#### SUPPLIED RECORDS:

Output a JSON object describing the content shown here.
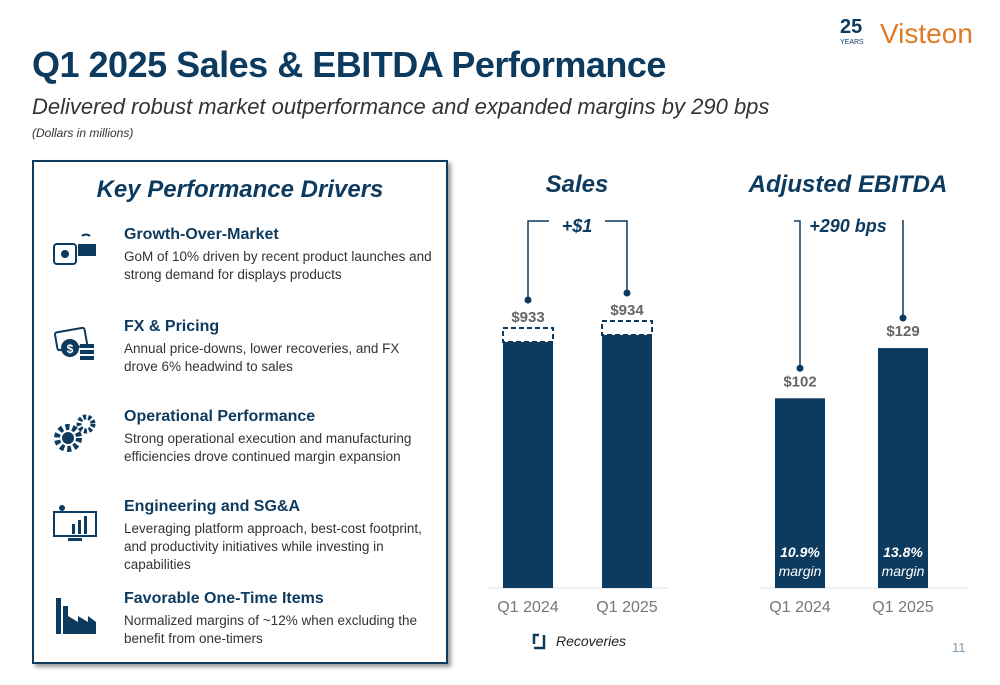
{
  "header": {
    "title": "Q1 2025 Sales & EBITDA Performance",
    "subtitle": "Delivered robust market outperformance and expanded margins by 290 bps",
    "note": "(Dollars in millions)"
  },
  "logo": {
    "years": "25",
    "years_label": "YEARS",
    "brand": "Visteon",
    "brand_color": "#e07b24"
  },
  "drivers": {
    "title": "Key Performance Drivers",
    "items": [
      {
        "icon": "car-display-icon",
        "heading": "Growth-Over-Market",
        "text": "GoM of 10% driven by recent product launches and strong demand for displays products"
      },
      {
        "icon": "money-icon",
        "heading": "FX & Pricing",
        "text": "Annual price-downs, lower recoveries, and FX drove 6% headwind to sales"
      },
      {
        "icon": "gears-icon",
        "heading": "Operational Performance",
        "text": "Strong operational execution and manufacturing efficiencies drove continued margin expansion"
      },
      {
        "icon": "monitor-chart-icon",
        "heading": "Engineering and SG&A",
        "text": "Leveraging platform approach, best-cost footprint, and productivity initiatives while investing in capabilities"
      },
      {
        "icon": "factory-icon",
        "heading": "Favorable One-Time Items",
        "text": "Normalized margins of ~12% when excluding the benefit from one-timers"
      }
    ]
  },
  "chart_data": [
    {
      "type": "bar",
      "title": "Sales",
      "categories": [
        "Q1 2024",
        "Q1 2025"
      ],
      "values": [
        933,
        934
      ],
      "labels": [
        "$933",
        "$934"
      ],
      "annotation": "+$1",
      "bar_color": "#0d3a5f",
      "legend": "Recoveries",
      "legend_placement": "bottom"
    },
    {
      "type": "bar",
      "title": "Adjusted EBITDA",
      "categories": [
        "Q1 2024",
        "Q1 2025"
      ],
      "values": [
        102,
        129
      ],
      "labels": [
        "$102",
        "$129"
      ],
      "margins": [
        "10.9%",
        "13.8%"
      ],
      "margin_label": "margin",
      "annotation": "+290 bps",
      "bar_color": "#0d3a5f"
    }
  ],
  "page_number": "11"
}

#### EXERCISE REQUIREMENTS:
Find the word "EBITDA" in the entries above and gather every line that holds it.

#### FINAL ANSWER:
    "title": "Q1 2025 Sales & EBITDA Performance",
      "title": "Adjusted EBITDA",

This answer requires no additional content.